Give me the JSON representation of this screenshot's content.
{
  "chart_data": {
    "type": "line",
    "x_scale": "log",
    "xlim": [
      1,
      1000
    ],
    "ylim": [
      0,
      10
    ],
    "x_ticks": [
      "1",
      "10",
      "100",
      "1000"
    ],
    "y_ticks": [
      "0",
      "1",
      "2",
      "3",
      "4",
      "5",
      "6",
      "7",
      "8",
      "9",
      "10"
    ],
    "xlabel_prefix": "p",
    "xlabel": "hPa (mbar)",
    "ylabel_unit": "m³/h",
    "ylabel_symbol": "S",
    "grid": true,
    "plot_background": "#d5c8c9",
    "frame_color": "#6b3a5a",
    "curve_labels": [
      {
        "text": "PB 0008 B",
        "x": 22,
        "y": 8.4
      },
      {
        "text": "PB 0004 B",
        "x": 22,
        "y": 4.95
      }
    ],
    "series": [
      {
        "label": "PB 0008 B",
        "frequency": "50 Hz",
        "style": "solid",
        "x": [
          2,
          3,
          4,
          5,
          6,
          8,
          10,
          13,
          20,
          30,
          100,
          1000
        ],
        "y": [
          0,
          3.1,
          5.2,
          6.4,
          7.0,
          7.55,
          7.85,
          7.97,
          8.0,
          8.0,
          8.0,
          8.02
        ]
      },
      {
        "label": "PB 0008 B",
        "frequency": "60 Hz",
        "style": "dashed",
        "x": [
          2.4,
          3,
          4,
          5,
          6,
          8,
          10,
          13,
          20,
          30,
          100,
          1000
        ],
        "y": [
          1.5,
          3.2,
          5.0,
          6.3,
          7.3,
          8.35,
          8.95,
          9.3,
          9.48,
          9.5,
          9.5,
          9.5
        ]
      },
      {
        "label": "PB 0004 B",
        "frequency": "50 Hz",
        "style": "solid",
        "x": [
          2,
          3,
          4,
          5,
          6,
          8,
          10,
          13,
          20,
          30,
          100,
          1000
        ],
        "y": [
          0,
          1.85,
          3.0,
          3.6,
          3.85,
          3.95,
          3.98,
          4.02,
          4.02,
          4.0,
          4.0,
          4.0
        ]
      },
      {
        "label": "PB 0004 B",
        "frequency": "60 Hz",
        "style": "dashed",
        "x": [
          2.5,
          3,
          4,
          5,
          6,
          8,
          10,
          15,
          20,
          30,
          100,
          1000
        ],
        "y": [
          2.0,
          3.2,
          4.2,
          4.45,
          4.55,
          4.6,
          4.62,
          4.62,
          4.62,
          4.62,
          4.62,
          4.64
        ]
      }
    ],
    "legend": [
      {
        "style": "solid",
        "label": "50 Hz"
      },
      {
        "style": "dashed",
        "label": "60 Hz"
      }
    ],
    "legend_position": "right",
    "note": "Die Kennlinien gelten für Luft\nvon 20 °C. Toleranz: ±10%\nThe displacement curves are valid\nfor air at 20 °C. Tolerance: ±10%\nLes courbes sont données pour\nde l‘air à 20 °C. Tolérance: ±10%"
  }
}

REQUEST
Each line of the material above must be retyped precisely.

THE COMPLETED TASK
Give me the JSON representation of this screenshot's content.
{
  "chart_data": {
    "type": "line",
    "x_scale": "log",
    "xlim": [
      1,
      1000
    ],
    "ylim": [
      0,
      10
    ],
    "x_ticks": [
      "1",
      "10",
      "100",
      "1000"
    ],
    "y_ticks": [
      "0",
      "1",
      "2",
      "3",
      "4",
      "5",
      "6",
      "7",
      "8",
      "9",
      "10"
    ],
    "xlabel_prefix": "p",
    "xlabel": "hPa (mbar)",
    "ylabel_unit": "m³/h",
    "ylabel_symbol": "S",
    "grid": true,
    "plot_background": "#d5c8c9",
    "frame_color": "#6b3a5a",
    "curve_labels": [
      {
        "text": "PB 0008 B",
        "x": 22,
        "y": 8.4
      },
      {
        "text": "PB 0004 B",
        "x": 22,
        "y": 4.95
      }
    ],
    "series": [
      {
        "label": "PB 0008 B",
        "frequency": "50 Hz",
        "style": "solid",
        "x": [
          2,
          3,
          4,
          5,
          6,
          8,
          10,
          13,
          20,
          30,
          100,
          1000
        ],
        "y": [
          0,
          3.1,
          5.2,
          6.4,
          7.0,
          7.55,
          7.85,
          7.97,
          8.0,
          8.0,
          8.0,
          8.02
        ]
      },
      {
        "label": "PB 0008 B",
        "frequency": "60 Hz",
        "style": "dashed",
        "x": [
          2.4,
          3,
          4,
          5,
          6,
          8,
          10,
          13,
          20,
          30,
          100,
          1000
        ],
        "y": [
          1.5,
          3.2,
          5.0,
          6.3,
          7.3,
          8.35,
          8.95,
          9.3,
          9.48,
          9.5,
          9.5,
          9.5
        ]
      },
      {
        "label": "PB 0004 B",
        "frequency": "50 Hz",
        "style": "solid",
        "x": [
          2,
          3,
          4,
          5,
          6,
          8,
          10,
          13,
          20,
          30,
          100,
          1000
        ],
        "y": [
          0,
          1.85,
          3.0,
          3.6,
          3.85,
          3.95,
          3.98,
          4.02,
          4.02,
          4.0,
          4.0,
          4.0
        ]
      },
      {
        "label": "PB 0004 B",
        "frequency": "60 Hz",
        "style": "dashed",
        "x": [
          2.5,
          3,
          4,
          5,
          6,
          8,
          10,
          15,
          20,
          30,
          100,
          1000
        ],
        "y": [
          2.0,
          3.2,
          4.2,
          4.45,
          4.55,
          4.6,
          4.62,
          4.62,
          4.62,
          4.62,
          4.62,
          4.64
        ]
      }
    ],
    "legend": [
      {
        "style": "solid",
        "label": "50 Hz"
      },
      {
        "style": "dashed",
        "label": "60 Hz"
      }
    ],
    "legend_position": "right",
    "note": "Die Kennlinien gelten für Luft\nvon 20 °C. Toleranz: ±10%\nThe displacement curves are valid\nfor air at 20 °C. Tolerance: ±10%\nLes courbes sont données pour\nde l‘air à 20 °C. Tolérance: ±10%"
  }
}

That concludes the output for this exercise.